▶ [Supplied records]:
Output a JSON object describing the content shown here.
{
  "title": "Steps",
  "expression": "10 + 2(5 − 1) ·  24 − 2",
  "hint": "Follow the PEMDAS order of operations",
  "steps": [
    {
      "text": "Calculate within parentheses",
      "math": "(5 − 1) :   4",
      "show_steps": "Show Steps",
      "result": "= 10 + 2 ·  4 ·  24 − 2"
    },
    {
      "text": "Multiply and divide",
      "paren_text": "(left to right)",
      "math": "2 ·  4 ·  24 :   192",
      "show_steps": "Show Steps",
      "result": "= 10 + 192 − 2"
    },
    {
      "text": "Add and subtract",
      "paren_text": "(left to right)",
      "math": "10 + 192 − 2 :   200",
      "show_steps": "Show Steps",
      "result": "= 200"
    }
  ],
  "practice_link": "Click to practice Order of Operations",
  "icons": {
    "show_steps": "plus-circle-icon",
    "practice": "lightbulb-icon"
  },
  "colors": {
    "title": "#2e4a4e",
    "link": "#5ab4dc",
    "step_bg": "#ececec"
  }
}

▶ [Task brief]: Recopy the entries above exactly, with every line included.

▶ [Exercise result]:
Output a JSON object describing the content shown here.
{
  "title": "Steps",
  "expression": "10 + 2(5 − 1) ·  24 − 2",
  "hint": "Follow the PEMDAS order of operations",
  "steps": [
    {
      "text": "Calculate within parentheses",
      "math": "(5 − 1) :   4",
      "show_steps": "Show Steps",
      "result": "= 10 + 2 ·  4 ·  24 − 2"
    },
    {
      "text": "Multiply and divide",
      "paren_text": "(left to right)",
      "math": "2 ·  4 ·  24 :   192",
      "show_steps": "Show Steps",
      "result": "= 10 + 192 − 2"
    },
    {
      "text": "Add and subtract",
      "paren_text": "(left to right)",
      "math": "10 + 192 − 2 :   200",
      "show_steps": "Show Steps",
      "result": "= 200"
    }
  ],
  "practice_link": "Click to practice Order of Operations",
  "icons": {
    "show_steps": "plus-circle-icon",
    "practice": "lightbulb-icon"
  },
  "colors": {
    "title": "#2e4a4e",
    "link": "#5ab4dc",
    "step_bg": "#ececec"
  }
}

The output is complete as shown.